**Instruction:**
From the entries below, extract every line that includes the word "ядре".

**Given data:**
========================

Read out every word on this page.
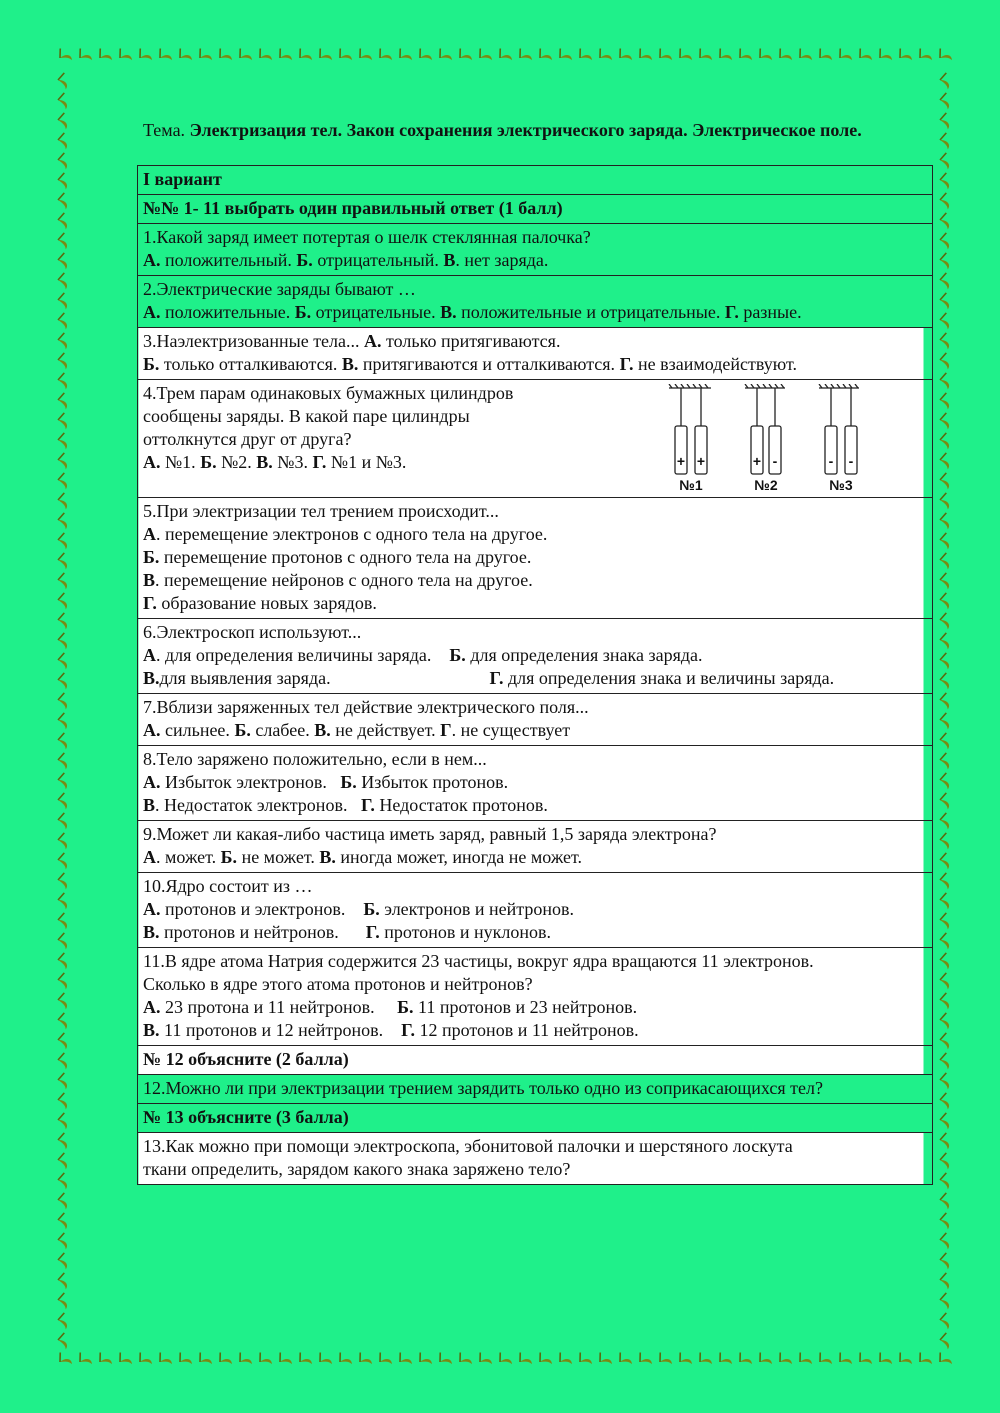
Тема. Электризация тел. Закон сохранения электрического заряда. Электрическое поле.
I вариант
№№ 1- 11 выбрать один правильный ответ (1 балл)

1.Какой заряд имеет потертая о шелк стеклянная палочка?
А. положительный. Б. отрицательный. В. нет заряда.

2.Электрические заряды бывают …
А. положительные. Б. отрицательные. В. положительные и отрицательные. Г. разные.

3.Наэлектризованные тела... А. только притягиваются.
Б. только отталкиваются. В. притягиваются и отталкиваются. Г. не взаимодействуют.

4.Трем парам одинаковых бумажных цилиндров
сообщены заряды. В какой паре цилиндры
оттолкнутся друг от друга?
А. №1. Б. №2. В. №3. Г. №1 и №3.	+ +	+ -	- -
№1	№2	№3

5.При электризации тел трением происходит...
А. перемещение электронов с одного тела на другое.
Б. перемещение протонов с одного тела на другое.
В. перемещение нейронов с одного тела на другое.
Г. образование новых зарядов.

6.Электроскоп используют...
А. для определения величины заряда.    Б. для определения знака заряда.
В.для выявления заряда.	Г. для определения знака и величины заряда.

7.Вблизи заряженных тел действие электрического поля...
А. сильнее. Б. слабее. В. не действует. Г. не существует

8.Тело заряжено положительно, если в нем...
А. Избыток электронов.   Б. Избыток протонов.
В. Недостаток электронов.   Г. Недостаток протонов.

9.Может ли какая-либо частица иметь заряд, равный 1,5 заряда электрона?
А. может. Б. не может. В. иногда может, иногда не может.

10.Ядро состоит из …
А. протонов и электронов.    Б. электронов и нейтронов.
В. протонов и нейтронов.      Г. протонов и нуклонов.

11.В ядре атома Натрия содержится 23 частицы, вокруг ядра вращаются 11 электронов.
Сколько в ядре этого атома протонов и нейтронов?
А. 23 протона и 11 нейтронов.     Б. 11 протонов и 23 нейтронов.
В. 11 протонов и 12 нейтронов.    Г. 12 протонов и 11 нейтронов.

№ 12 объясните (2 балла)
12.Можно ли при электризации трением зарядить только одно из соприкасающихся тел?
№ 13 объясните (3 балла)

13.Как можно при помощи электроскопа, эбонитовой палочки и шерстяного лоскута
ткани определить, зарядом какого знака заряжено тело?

========================

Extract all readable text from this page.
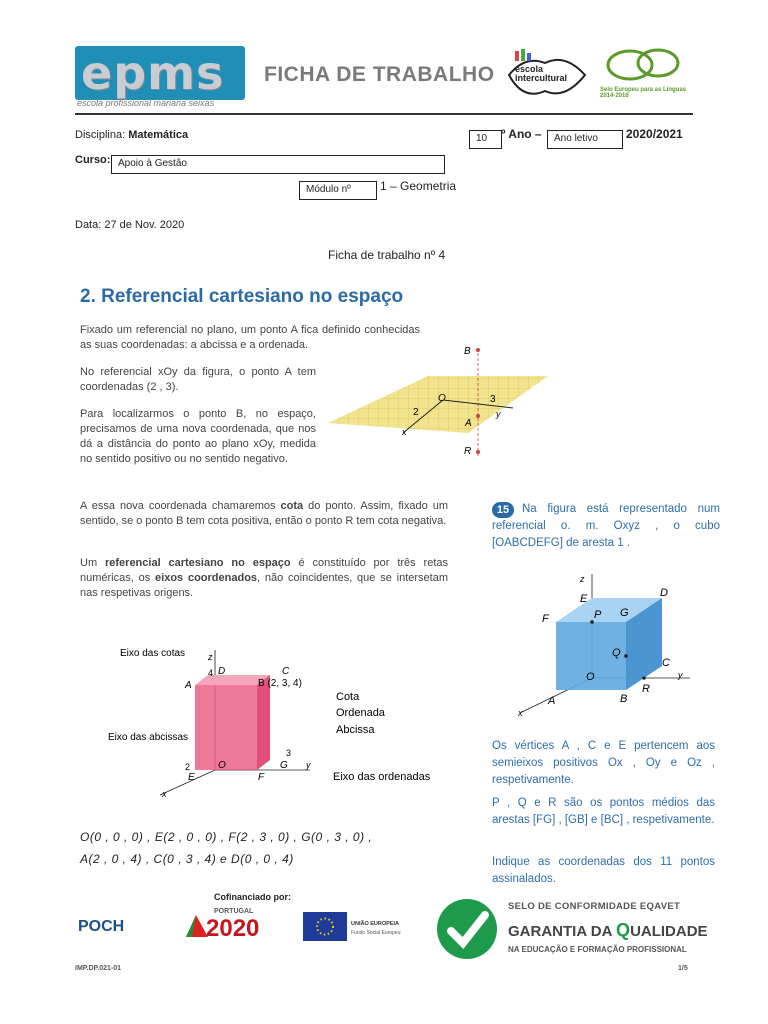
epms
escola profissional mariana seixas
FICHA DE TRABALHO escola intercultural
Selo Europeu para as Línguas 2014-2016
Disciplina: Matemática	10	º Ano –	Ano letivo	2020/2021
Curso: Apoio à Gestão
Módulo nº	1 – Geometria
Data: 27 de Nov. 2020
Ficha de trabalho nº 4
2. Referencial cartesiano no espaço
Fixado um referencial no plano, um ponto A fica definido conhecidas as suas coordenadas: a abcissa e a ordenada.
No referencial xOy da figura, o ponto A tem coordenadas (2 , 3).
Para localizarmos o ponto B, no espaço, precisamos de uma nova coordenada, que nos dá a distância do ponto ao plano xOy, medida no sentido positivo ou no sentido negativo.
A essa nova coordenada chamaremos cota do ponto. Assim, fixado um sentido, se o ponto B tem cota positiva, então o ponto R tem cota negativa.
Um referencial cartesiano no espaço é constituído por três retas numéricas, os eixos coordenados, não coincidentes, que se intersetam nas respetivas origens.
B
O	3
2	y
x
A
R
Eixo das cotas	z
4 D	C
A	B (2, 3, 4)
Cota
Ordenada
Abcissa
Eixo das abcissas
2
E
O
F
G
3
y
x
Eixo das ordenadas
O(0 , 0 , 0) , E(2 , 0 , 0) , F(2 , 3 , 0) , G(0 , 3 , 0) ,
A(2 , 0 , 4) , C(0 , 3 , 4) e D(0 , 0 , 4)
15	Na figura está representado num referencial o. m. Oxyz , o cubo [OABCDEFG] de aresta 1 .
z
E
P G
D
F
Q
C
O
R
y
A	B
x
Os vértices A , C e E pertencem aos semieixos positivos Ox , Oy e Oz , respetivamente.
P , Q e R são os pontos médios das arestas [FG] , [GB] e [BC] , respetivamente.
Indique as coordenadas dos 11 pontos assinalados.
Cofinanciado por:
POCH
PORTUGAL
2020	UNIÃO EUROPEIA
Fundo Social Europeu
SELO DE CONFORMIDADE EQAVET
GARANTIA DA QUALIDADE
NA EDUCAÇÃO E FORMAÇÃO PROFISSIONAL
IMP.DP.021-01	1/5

========================

**Result of the task:**
11.В ядре атома Натрия содержится 23 частицы, вокруг ядра вращаются 11 электронов.
Сколько в ядре этого атома протонов и нейтронов?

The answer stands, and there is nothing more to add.